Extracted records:
— Start —

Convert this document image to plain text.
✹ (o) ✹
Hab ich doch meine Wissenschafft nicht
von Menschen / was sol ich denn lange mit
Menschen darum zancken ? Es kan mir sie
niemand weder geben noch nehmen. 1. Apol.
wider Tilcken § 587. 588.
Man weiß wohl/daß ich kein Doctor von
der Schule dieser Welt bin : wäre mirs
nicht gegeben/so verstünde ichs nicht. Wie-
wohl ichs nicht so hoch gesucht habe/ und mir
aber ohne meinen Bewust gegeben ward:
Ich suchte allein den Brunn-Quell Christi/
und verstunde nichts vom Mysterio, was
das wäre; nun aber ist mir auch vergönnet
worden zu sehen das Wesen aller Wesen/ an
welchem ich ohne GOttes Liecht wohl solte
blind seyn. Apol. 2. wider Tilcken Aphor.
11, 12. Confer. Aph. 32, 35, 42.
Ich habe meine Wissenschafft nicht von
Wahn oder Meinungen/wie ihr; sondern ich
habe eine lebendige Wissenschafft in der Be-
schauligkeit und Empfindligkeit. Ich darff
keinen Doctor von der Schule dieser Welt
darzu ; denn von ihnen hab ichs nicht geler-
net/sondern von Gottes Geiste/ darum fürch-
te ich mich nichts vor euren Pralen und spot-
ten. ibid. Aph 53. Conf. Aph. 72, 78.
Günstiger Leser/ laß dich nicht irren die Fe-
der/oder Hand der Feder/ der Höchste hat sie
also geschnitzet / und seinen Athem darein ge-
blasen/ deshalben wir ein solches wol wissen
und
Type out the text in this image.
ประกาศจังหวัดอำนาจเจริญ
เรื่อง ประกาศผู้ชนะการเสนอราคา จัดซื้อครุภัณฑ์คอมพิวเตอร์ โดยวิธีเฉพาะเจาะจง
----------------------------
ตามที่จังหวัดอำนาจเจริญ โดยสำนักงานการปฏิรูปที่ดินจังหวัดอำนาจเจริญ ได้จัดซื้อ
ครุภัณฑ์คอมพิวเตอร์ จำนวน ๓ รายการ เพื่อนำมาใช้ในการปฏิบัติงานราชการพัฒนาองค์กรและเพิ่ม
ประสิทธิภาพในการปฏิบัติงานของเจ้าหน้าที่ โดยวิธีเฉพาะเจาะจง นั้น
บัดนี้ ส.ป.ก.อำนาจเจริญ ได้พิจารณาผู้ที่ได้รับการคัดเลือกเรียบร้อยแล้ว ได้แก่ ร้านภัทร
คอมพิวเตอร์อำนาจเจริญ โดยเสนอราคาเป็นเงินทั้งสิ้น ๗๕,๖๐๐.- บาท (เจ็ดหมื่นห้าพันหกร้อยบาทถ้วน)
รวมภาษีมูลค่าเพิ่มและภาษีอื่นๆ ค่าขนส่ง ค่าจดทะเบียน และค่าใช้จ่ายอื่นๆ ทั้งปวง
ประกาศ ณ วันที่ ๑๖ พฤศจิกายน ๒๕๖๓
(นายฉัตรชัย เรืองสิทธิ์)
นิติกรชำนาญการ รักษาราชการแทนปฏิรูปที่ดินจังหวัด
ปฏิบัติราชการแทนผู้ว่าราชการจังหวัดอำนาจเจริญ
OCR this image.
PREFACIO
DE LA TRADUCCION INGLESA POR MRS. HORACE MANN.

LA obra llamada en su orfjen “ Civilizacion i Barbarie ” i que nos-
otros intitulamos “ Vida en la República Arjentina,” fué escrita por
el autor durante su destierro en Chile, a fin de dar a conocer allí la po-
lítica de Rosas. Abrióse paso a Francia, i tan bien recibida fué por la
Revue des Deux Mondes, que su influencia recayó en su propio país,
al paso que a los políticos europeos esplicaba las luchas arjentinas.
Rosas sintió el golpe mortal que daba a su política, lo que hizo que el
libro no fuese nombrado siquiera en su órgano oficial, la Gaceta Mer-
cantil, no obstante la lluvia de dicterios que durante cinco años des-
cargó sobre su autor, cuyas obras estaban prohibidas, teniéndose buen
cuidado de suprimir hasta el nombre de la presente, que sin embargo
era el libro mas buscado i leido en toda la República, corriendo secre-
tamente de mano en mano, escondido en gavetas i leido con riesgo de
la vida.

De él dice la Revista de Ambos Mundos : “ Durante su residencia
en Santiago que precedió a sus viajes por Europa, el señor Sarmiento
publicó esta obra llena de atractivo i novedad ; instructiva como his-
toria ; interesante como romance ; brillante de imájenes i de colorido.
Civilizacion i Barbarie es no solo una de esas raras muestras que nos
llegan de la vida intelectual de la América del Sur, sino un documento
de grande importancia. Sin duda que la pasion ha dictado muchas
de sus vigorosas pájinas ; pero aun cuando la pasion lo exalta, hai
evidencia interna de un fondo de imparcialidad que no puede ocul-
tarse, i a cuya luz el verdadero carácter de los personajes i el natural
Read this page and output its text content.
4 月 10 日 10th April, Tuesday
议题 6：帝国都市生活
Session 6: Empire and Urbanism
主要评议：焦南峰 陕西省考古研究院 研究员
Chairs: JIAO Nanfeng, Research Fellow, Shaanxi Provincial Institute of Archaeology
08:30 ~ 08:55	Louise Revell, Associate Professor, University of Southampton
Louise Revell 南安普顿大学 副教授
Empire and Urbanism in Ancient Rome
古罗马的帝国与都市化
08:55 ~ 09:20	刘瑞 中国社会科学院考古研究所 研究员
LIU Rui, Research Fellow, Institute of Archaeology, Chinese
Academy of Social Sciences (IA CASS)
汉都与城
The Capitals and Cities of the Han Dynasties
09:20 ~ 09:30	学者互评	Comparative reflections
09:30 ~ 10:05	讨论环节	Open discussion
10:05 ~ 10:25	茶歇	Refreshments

— End —

The problem: Using the data above, print every record exactly as shown.

Solution to the problem:
Convert this document image to plain text.
✹ (o) ✹
Hab ich doch meine Wissenschafft nicht
von Menschen / was sol ich denn lange mit
Menschen darum zancken ? Es kan mir sie
niemand weder geben noch nehmen. 1. Apol.
wider Tilcken § 587. 588.
Man weiß wohl/daß ich kein Doctor von
der Schule dieser Welt bin : wäre mirs
nicht gegeben/so verstünde ichs nicht. Wie-
wohl ichs nicht so hoch gesucht habe/ und mir
aber ohne meinen Bewust gegeben ward:
Ich suchte allein den Brunn-Quell Christi/
und verstunde nichts vom Mysterio, was
das wäre; nun aber ist mir auch vergönnet
worden zu sehen das Wesen aller Wesen/ an
welchem ich ohne GOttes Liecht wohl solte
blind seyn. Apol. 2. wider Tilcken Aphor.
11, 12. Confer. Aph. 32, 35, 42.
Ich habe meine Wissenschafft nicht von
Wahn oder Meinungen/wie ihr; sondern ich
habe eine lebendige Wissenschafft in der Be-
schauligkeit und Empfindligkeit. Ich darff
keinen Doctor von der Schule dieser Welt
darzu ; denn von ihnen hab ichs nicht geler-
net/sondern von Gottes Geiste/ darum fürch-
te ich mich nichts vor euren Pralen und spot-
ten. ibid. Aph 53. Conf. Aph. 72, 78.
Günstiger Leser/ laß dich nicht irren die Fe-
der/oder Hand der Feder/ der Höchste hat sie
also geschnitzet / und seinen Athem darein ge-
blasen/ deshalben wir ein solches wol wissen
und
Type out the text in this image.
ประกาศจังหวัดอำนาจเจริญ
เรื่อง ประกาศผู้ชนะการเสนอราคา จัดซื้อครุภัณฑ์คอมพิวเตอร์ โดยวิธีเฉพาะเจาะจง
----------------------------
ตามที่จังหวัดอำนาจเจริญ โดยสำนักงานการปฏิรูปที่ดินจังหวัดอำนาจเจริญ ได้จัดซื้อ
ครุภัณฑ์คอมพิวเตอร์ จำนวน ๓ รายการ เพื่อนำมาใช้ในการปฏิบัติงานราชการพัฒนาองค์กรและเพิ่ม
ประสิทธิภาพในการปฏิบัติงานของเจ้าหน้าที่ โดยวิธีเฉพาะเจาะจง นั้น
บัดนี้ ส.ป.ก.อำนาจเจริญ ได้พิจารณาผู้ที่ได้รับการคัดเลือกเรียบร้อยแล้ว ได้แก่ ร้านภัทร
คอมพิวเตอร์อำนาจเจริญ โดยเสนอราคาเป็นเงินทั้งสิ้น ๗๕,๖๐๐.- บาท (เจ็ดหมื่นห้าพันหกร้อยบาทถ้วน)
รวมภาษีมูลค่าเพิ่มและภาษีอื่นๆ ค่าขนส่ง ค่าจดทะเบียน และค่าใช้จ่ายอื่นๆ ทั้งปวง
ประกาศ ณ วันที่ ๑๖ พฤศจิกายน ๒๕๖๓
(นายฉัตรชัย เรืองสิทธิ์)
นิติกรชำนาญการ รักษาราชการแทนปฏิรูปที่ดินจังหวัด
ปฏิบัติราชการแทนผู้ว่าราชการจังหวัดอำนาจเจริญ
OCR this image.
PREFACIO
DE LA TRADUCCION INGLESA POR MRS. HORACE MANN.

LA obra llamada en su orfjen “ Civilizacion i Barbarie ” i que nos-
otros intitulamos “ Vida en la República Arjentina,” fué escrita por
el autor durante su destierro en Chile, a fin de dar a conocer allí la po-
lítica de Rosas. Abrióse paso a Francia, i tan bien recibida fué por la
Revue des Deux Mondes, que su influencia recayó en su propio país,
al paso que a los políticos europeos esplicaba las luchas arjentinas.
Rosas sintió el golpe mortal que daba a su política, lo que hizo que el
libro no fuese nombrado siquiera en su órgano oficial, la Gaceta Mer-
cantil, no obstante la lluvia de dicterios que durante cinco años des-
cargó sobre su autor, cuyas obras estaban prohibidas, teniéndose buen
cuidado de suprimir hasta el nombre de la presente, que sin embargo
era el libro mas buscado i leido en toda la República, corriendo secre-
tamente de mano en mano, escondido en gavetas i leido con riesgo de
la vida.

De él dice la Revista de Ambos Mundos : “ Durante su residencia
en Santiago que precedió a sus viajes por Europa, el señor Sarmiento
publicó esta obra llena de atractivo i novedad ; instructiva como his-
toria ; interesante como romance ; brillante de imájenes i de colorido.
Civilizacion i Barbarie es no solo una de esas raras muestras que nos
llegan de la vida intelectual de la América del Sur, sino un documento
de grande importancia. Sin duda que la pasion ha dictado muchas
de sus vigorosas pájinas ; pero aun cuando la pasion lo exalta, hai
evidencia interna de un fondo de imparcialidad que no puede ocul-
tarse, i a cuya luz el verdadero carácter de los personajes i el natural
Read this page and output its text content.
4 月 10 日 10th April, Tuesday
议题 6：帝国都市生活
Session 6: Empire and Urbanism
主要评议：焦南峰 陕西省考古研究院 研究员
Chairs: JIAO Nanfeng, Research Fellow, Shaanxi Provincial Institute of Archaeology
08:30 ~ 08:55	Louise Revell, Associate Professor, University of Southampton
Louise Revell 南安普顿大学 副教授
Empire and Urbanism in Ancient Rome
古罗马的帝国与都市化
08:55 ~ 09:20	刘瑞 中国社会科学院考古研究所 研究员
LIU Rui, Research Fellow, Institute of Archaeology, Chinese
Academy of Social Sciences (IA CASS)
汉都与城
The Capitals and Cities of the Han Dynasties
09:20 ~ 09:30	学者互评	Comparative reflections
09:30 ~ 10:05	讨论环节	Open discussion
10:05 ~ 10:25	茶歇	Refreshments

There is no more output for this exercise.